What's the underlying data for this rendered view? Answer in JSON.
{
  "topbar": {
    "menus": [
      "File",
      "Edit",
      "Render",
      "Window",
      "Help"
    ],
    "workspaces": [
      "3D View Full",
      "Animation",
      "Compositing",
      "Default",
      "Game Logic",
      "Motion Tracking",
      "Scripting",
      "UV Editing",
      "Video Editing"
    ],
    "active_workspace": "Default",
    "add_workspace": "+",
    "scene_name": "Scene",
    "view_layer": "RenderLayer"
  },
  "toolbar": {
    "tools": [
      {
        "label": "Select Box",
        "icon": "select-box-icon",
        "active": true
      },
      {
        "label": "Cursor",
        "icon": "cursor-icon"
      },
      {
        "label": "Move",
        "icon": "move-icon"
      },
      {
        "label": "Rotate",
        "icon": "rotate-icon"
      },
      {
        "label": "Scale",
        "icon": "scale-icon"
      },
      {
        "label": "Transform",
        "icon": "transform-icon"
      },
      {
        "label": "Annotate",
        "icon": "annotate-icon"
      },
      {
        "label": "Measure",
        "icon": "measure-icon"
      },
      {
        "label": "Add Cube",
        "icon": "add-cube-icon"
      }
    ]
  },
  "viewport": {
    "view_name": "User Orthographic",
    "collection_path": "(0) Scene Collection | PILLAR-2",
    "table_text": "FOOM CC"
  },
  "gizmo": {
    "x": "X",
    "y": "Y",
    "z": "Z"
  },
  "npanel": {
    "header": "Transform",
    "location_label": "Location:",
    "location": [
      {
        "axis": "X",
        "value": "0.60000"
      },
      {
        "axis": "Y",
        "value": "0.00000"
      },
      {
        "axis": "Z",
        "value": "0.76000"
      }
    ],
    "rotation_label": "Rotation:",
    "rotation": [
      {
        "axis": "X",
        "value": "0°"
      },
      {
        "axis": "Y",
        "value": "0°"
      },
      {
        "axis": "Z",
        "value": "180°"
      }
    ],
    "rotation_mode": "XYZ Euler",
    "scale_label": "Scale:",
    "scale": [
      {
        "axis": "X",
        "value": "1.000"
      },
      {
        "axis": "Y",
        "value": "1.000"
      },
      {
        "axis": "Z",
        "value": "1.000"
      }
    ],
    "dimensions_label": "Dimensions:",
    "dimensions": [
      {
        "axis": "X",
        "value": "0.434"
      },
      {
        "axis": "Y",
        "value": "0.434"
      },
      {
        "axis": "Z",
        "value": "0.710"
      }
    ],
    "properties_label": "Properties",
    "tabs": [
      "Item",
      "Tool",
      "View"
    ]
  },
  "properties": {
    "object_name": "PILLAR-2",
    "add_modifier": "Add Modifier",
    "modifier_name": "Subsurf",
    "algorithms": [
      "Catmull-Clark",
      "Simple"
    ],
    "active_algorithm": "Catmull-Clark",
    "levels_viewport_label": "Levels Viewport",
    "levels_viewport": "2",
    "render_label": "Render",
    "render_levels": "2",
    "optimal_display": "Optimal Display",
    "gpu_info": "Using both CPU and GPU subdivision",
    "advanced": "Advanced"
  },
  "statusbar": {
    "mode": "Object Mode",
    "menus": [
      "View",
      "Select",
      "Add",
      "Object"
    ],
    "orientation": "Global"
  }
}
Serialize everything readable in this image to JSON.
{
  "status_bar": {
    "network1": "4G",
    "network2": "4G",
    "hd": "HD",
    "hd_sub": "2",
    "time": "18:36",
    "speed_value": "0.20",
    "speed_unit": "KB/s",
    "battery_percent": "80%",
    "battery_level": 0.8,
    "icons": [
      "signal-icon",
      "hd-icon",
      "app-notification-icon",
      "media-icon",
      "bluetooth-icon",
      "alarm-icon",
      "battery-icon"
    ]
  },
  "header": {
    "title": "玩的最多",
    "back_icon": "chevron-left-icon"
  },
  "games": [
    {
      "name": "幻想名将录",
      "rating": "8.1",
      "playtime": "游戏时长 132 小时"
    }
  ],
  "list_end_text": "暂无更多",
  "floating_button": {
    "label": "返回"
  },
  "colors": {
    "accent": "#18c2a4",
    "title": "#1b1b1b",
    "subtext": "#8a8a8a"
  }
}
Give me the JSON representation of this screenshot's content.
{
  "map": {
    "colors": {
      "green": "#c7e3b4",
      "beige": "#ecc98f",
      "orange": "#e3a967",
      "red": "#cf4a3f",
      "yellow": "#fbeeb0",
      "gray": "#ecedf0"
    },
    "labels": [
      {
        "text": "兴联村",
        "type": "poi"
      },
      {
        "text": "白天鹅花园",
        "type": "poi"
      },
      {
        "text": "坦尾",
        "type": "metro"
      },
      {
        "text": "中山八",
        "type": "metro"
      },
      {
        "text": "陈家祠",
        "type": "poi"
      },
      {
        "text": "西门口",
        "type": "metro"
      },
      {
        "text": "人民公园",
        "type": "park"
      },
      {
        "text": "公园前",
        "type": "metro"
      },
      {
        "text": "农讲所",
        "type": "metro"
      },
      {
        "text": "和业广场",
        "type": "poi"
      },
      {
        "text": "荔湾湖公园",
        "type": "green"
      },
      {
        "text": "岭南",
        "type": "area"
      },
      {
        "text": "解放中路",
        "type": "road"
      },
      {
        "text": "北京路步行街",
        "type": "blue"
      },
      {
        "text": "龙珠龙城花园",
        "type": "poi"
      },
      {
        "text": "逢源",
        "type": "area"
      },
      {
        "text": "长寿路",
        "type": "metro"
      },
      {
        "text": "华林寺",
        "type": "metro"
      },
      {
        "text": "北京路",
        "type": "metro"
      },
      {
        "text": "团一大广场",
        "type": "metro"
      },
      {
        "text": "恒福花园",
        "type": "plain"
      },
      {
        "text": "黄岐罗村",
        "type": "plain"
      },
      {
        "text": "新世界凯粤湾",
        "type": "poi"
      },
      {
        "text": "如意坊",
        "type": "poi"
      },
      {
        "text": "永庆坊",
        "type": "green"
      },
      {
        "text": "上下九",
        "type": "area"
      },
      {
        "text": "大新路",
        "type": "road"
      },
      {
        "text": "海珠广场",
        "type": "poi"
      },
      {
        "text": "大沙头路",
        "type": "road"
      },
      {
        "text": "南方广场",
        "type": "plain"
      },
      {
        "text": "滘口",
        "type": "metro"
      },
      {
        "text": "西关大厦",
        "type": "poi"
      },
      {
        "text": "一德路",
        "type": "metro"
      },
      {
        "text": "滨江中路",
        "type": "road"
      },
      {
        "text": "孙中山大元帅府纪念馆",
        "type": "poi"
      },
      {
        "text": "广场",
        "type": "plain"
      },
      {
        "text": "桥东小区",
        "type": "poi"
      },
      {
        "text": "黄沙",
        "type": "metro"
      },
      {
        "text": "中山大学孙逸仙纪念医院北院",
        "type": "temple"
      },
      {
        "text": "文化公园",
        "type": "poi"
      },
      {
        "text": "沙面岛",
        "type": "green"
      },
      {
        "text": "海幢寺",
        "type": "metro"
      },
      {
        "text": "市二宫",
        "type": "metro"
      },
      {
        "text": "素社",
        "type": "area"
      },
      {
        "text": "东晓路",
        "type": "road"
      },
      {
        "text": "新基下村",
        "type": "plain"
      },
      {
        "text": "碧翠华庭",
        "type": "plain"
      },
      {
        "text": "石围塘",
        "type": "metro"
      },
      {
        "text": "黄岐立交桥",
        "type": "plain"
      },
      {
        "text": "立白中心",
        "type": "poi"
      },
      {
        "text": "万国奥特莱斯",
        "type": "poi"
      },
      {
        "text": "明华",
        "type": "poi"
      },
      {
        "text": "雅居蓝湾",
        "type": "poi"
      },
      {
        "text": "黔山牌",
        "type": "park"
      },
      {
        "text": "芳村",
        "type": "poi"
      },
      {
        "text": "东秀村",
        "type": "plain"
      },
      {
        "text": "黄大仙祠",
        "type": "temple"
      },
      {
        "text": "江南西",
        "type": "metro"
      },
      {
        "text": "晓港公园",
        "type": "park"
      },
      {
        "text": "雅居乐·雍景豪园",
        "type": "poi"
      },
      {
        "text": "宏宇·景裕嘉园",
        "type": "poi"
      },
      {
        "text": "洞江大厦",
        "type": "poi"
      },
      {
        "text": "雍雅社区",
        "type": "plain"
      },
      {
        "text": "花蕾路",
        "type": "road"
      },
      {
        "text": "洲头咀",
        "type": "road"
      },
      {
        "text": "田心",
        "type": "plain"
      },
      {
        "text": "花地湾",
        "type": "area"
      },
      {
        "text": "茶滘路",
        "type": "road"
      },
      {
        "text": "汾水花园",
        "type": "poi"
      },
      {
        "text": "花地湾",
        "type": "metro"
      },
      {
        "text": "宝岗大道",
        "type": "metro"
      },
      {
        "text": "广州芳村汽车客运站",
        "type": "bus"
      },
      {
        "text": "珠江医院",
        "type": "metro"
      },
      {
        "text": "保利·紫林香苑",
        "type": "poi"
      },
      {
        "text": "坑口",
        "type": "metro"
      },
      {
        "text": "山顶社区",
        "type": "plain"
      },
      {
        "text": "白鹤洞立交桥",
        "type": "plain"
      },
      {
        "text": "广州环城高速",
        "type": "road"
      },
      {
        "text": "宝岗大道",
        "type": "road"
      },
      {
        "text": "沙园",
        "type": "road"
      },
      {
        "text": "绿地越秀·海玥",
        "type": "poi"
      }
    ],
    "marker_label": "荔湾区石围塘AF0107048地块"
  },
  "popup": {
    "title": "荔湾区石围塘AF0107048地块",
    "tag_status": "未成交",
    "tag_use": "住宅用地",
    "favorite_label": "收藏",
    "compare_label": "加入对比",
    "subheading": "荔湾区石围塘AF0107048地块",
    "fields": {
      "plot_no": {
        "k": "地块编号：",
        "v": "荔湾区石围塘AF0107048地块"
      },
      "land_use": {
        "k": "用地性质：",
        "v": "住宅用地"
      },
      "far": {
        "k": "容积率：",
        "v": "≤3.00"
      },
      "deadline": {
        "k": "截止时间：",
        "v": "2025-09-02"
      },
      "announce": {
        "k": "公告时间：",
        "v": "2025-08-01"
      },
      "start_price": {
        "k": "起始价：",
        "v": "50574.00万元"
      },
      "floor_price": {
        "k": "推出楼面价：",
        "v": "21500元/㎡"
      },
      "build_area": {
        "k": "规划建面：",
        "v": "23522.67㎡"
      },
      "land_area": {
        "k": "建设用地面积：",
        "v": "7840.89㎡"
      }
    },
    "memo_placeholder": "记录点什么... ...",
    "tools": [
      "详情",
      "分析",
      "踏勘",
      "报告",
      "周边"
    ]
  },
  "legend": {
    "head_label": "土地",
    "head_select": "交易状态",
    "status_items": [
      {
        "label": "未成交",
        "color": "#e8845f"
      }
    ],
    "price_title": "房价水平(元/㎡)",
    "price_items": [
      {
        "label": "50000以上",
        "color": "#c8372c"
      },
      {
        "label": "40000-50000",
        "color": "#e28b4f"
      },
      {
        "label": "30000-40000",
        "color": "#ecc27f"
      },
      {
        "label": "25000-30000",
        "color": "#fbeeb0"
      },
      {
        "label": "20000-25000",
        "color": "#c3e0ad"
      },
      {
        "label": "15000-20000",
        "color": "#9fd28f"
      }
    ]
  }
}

- _Request_: From the entries above, list each line with "Clark" in it.

- _Correct answer_:
      "Catmull-Clark",
    "active_algorithm": "Catmull-Clark",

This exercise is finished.